In the listing below, count each line containing "this" and answer with the count only.

(Data items)

◇ ◇ ◇ ◇

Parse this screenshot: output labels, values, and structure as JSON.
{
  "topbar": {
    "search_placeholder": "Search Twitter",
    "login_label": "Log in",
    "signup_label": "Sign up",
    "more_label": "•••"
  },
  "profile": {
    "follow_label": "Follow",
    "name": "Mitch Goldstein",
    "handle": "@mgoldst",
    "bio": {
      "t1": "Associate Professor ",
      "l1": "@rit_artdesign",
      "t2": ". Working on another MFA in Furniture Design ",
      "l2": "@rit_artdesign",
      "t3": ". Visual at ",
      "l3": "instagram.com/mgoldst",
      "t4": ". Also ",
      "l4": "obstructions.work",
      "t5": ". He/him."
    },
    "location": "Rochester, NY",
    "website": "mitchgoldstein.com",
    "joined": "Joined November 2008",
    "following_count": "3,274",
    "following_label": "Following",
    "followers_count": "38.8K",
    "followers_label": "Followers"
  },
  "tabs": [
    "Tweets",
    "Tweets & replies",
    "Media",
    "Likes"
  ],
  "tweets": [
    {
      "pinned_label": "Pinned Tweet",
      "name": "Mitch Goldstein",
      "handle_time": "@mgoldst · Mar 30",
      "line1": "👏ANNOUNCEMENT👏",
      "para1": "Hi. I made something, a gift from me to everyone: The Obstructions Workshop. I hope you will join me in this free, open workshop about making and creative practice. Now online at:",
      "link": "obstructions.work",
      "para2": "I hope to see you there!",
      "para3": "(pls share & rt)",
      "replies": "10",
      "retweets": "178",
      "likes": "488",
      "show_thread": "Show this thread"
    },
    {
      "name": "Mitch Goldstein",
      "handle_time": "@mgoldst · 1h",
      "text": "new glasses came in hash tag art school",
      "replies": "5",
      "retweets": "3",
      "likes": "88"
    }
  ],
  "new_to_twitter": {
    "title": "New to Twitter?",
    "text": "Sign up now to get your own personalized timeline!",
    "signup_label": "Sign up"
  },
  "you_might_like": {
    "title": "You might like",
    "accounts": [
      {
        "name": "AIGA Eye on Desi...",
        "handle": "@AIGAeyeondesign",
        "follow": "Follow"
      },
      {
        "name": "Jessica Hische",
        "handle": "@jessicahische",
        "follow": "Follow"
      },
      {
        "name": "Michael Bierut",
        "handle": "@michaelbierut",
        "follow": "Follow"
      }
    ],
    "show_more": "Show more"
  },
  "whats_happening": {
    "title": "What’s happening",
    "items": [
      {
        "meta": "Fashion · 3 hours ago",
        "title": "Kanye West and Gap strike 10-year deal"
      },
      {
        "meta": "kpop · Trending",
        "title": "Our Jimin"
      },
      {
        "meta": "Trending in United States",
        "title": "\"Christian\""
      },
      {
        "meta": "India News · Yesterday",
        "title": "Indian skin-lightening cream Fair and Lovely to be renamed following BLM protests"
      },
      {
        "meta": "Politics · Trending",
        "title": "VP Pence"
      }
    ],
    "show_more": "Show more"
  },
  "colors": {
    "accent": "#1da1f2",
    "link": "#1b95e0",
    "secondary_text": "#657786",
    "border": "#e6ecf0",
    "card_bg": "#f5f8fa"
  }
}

◇ ◇ ◇ ◇

> FINISHED EXERCISE: 3